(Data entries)
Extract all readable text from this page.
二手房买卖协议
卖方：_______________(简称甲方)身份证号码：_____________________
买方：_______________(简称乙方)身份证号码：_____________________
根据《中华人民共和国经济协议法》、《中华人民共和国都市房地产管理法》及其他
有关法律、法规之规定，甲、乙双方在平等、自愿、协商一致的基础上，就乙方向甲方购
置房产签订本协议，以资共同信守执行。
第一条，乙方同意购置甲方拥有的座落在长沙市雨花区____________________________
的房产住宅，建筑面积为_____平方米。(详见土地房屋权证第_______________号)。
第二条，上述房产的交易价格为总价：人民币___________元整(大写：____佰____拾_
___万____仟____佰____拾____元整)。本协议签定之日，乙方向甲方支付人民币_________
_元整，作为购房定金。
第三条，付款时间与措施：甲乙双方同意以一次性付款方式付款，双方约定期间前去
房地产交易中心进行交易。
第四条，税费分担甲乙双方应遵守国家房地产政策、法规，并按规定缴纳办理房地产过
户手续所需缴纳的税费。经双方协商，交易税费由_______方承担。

Goal:
Quote each line of the listing above exactly.

The solution:
Extract all readable text from this page.
二手房买卖协议
卖方：_______________(简称甲方)身份证号码：_____________________
买方：_______________(简称乙方)身份证号码：_____________________
根据《中华人民共和国经济协议法》、《中华人民共和国都市房地产管理法》及其他
有关法律、法规之规定，甲、乙双方在平等、自愿、协商一致的基础上，就乙方向甲方购
置房产签订本协议，以资共同信守执行。
第一条，乙方同意购置甲方拥有的座落在长沙市雨花区____________________________
的房产住宅，建筑面积为_____平方米。(详见土地房屋权证第_______________号)。
第二条，上述房产的交易价格为总价：人民币___________元整(大写：____佰____拾_
___万____仟____佰____拾____元整)。本协议签定之日，乙方向甲方支付人民币_________
_元整，作为购房定金。
第三条，付款时间与措施：甲乙双方同意以一次性付款方式付款，双方约定期间前去
房地产交易中心进行交易。
第四条，税费分担甲乙双方应遵守国家房地产政策、法规，并按规定缴纳办理房地产过
户手续所需缴纳的税费。经双方协商，交易税费由_______方承担。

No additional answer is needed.